_WORK INSTRUCTIONS_.
Leave out the pictures and copy everything else below exactly.

_EXTRACTED ENTRIES_.
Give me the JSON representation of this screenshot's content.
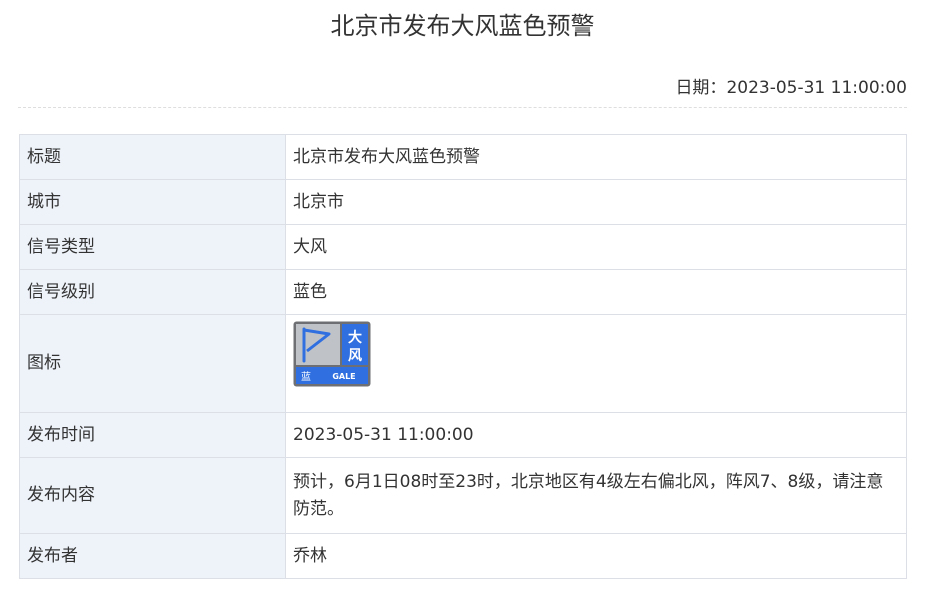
{
  "page": {
    "title": "北京市发布大风蓝色预警",
    "date_label": "日期：",
    "date_value": "2023-05-31 11:00:00"
  },
  "table": {
    "rows": [
      {
        "label": "标题",
        "value": "北京市发布大风蓝色预警"
      },
      {
        "label": "城市",
        "value": "北京市"
      },
      {
        "label": "信号类型",
        "value": "大风"
      },
      {
        "label": "信号级别",
        "value": "蓝色"
      },
      {
        "label": "图标",
        "value": ""
      },
      {
        "label": "发布时间",
        "value": "2023-05-31 11:00:00"
      },
      {
        "label": "发布内容",
        "value": "预计，6月1日08时至23时，北京地区有4级左右偏北风，阵风7、8级，请注意防范。"
      },
      {
        "label": "发布者",
        "value": "乔林"
      }
    ]
  },
  "icon": {
    "name": "gale-blue-warning-icon",
    "text_main": "大风",
    "text_level": "蓝",
    "text_en": "GALE",
    "colors": {
      "frame": "#6d6f72",
      "blue": "#2f6fe0",
      "flag_panel": "#bfc3c8",
      "flag": "#2f6fe0",
      "text": "#ffffff"
    }
  }
}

_EXERCISE OUTPUT_.
Give me the JSON representation of this screenshot's content.
{
  "page": {
    "title": "北京市发布大风蓝色预警",
    "date_label": "日期：",
    "date_value": "2023-05-31 11:00:00"
  },
  "table": {
    "rows": [
      {
        "label": "标题",
        "value": "北京市发布大风蓝色预警"
      },
      {
        "label": "城市",
        "value": "北京市"
      },
      {
        "label": "信号类型",
        "value": "大风"
      },
      {
        "label": "信号级别",
        "value": "蓝色"
      },
      {
        "label": "图标",
        "value": ""
      },
      {
        "label": "发布时间",
        "value": "2023-05-31 11:00:00"
      },
      {
        "label": "发布内容",
        "value": "预计，6月1日08时至23时，北京地区有4级左右偏北风，阵风7、8级，请注意防范。"
      },
      {
        "label": "发布者",
        "value": "乔林"
      }
    ]
  },
  "icon": {
    "name": "gale-blue-warning-icon",
    "text_main": "大风",
    "text_level": "蓝",
    "text_en": "GALE",
    "colors": {
      "frame": "#6d6f72",
      "blue": "#2f6fe0",
      "flag_panel": "#bfc3c8",
      "flag": "#2f6fe0",
      "text": "#ffffff"
    }
  }
}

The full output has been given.